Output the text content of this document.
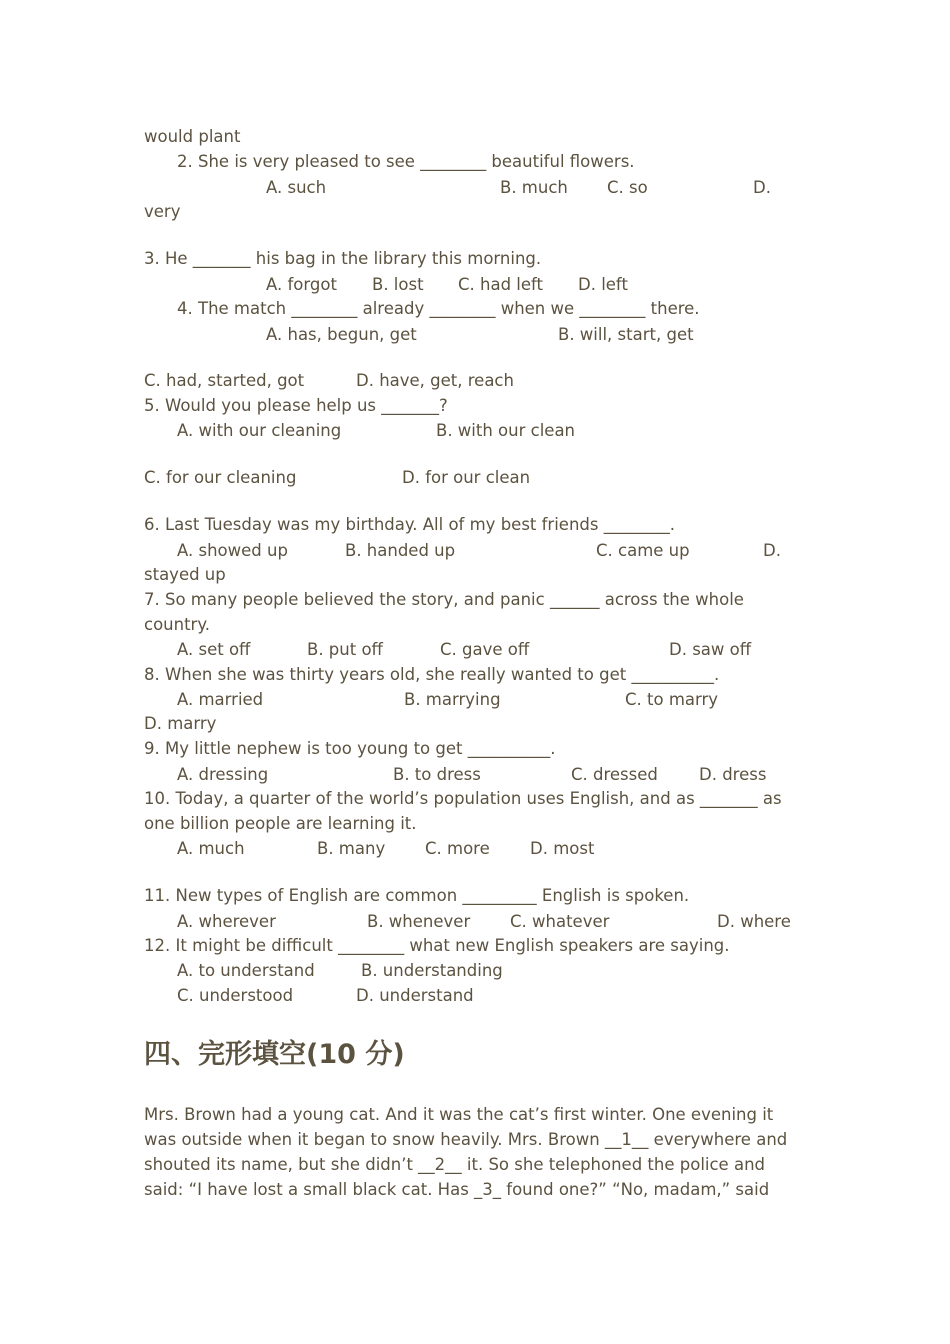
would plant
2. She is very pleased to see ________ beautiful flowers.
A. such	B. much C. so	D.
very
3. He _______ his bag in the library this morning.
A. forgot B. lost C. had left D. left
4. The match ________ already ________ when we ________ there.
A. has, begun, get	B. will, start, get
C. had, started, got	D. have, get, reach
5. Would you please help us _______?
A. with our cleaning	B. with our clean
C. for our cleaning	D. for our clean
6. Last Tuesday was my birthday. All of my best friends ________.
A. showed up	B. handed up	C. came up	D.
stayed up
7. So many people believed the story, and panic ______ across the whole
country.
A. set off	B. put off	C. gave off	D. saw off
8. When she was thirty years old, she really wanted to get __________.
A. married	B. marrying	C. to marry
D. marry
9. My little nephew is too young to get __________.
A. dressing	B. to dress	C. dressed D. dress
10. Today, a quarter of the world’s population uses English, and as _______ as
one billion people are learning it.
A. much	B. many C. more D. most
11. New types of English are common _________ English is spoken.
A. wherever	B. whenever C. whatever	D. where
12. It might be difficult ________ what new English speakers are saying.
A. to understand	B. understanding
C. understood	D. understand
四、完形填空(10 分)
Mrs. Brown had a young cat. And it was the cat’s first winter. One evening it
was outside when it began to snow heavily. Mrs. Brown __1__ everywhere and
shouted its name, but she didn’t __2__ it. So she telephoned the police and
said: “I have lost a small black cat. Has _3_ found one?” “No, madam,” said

What to work on:
Each record must be quoted in full and exactly. Do not include the pictures.

Result of this task:
Output the text content of this document.
would plant
2. She is very pleased to see ________ beautiful flowers.
A. such	B. much C. so	D.
very
3. He _______ his bag in the library this morning.
A. forgot B. lost C. had left D. left
4. The match ________ already ________ when we ________ there.
A. has, begun, get	B. will, start, get
C. had, started, got	D. have, get, reach
5. Would you please help us _______?
A. with our cleaning	B. with our clean
C. for our cleaning	D. for our clean
6. Last Tuesday was my birthday. All of my best friends ________.
A. showed up	B. handed up	C. came up	D.
stayed up
7. So many people believed the story, and panic ______ across the whole
country.
A. set off	B. put off	C. gave off	D. saw off
8. When she was thirty years old, she really wanted to get __________.
A. married	B. marrying	C. to marry
D. marry
9. My little nephew is too young to get __________.
A. dressing	B. to dress	C. dressed D. dress
10. Today, a quarter of the world’s population uses English, and as _______ as
one billion people are learning it.
A. much	B. many C. more D. most
11. New types of English are common _________ English is spoken.
A. wherever	B. whenever C. whatever	D. where
12. It might be difficult ________ what new English speakers are saying.
A. to understand	B. understanding
C. understood	D. understand
四、完形填空(10 分)
Mrs. Brown had a young cat. And it was the cat’s first winter. One evening it
was outside when it began to snow heavily. Mrs. Brown __1__ everywhere and
shouted its name, but she didn’t __2__ it. So she telephoned the police and
said: “I have lost a small black cat. Has _3_ found one?” “No, madam,” said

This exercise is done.